"""

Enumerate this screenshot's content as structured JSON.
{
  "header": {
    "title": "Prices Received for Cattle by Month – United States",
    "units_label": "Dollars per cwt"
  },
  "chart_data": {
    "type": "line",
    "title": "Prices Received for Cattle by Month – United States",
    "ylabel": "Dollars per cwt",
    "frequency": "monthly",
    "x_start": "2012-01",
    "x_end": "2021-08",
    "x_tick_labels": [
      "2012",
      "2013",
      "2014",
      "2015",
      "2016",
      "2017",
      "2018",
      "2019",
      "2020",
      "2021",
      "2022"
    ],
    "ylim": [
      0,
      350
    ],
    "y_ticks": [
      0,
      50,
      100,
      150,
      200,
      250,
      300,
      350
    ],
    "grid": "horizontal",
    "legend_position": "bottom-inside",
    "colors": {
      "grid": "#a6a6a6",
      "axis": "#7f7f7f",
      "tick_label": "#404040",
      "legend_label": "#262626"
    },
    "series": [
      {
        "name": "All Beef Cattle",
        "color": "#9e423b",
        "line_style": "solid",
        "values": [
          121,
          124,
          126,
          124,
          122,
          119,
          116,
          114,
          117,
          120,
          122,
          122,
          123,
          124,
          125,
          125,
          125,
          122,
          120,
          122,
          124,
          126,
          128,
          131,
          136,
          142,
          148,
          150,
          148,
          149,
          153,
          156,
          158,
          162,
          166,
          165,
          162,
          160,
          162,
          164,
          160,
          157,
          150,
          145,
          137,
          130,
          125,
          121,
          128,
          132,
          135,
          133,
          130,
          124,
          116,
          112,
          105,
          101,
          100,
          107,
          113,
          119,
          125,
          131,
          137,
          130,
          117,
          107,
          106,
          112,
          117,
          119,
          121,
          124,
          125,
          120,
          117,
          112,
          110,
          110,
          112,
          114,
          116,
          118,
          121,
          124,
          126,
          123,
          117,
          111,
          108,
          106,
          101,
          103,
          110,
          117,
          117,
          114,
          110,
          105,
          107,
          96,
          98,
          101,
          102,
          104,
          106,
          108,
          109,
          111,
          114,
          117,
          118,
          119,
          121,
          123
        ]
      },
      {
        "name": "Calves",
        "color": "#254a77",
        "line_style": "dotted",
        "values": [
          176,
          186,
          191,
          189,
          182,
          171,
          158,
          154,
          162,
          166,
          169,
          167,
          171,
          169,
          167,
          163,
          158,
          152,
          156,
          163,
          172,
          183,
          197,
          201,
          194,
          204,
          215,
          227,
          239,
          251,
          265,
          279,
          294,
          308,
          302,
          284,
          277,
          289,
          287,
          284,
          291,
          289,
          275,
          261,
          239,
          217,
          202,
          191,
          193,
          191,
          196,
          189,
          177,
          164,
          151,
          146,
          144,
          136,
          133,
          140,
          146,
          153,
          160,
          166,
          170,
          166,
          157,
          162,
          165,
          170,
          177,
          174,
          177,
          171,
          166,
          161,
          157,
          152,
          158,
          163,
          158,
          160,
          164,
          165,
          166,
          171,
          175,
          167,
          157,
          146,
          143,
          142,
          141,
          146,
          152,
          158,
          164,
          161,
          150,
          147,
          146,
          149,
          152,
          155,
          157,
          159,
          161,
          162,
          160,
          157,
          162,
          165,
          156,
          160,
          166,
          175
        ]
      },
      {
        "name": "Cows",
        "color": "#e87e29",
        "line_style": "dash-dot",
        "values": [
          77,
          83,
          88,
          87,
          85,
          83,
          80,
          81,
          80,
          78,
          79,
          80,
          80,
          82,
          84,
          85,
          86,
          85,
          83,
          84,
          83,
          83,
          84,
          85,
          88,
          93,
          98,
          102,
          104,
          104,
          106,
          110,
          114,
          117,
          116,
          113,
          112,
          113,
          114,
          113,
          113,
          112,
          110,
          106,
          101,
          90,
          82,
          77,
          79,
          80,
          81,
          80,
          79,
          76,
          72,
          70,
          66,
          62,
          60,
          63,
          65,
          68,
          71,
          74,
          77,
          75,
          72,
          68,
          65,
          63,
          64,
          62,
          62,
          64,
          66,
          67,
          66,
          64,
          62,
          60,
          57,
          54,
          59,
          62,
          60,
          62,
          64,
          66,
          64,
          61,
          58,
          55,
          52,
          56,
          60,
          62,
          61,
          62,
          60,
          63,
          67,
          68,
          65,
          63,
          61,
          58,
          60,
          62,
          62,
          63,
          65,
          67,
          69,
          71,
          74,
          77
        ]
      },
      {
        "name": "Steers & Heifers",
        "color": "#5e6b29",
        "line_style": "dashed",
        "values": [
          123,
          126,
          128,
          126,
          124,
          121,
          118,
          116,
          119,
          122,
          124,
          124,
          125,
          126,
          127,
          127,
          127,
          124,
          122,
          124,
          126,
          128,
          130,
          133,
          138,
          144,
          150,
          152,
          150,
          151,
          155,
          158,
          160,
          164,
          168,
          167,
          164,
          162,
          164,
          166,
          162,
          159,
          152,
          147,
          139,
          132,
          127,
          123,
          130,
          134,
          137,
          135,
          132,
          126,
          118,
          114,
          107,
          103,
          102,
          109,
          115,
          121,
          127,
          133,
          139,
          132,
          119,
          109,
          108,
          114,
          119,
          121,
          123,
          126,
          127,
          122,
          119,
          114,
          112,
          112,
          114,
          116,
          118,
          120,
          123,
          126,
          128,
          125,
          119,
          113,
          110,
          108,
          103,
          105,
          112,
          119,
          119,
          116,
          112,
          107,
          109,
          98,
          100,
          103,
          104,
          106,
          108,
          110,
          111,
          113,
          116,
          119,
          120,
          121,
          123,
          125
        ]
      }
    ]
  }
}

"""

Your task:
Copy out each line of the data where the string "Dollars" appears.

Answer to the problem:
    "units_label": "Dollars per cwt"
    "ylabel": "Dollars per cwt",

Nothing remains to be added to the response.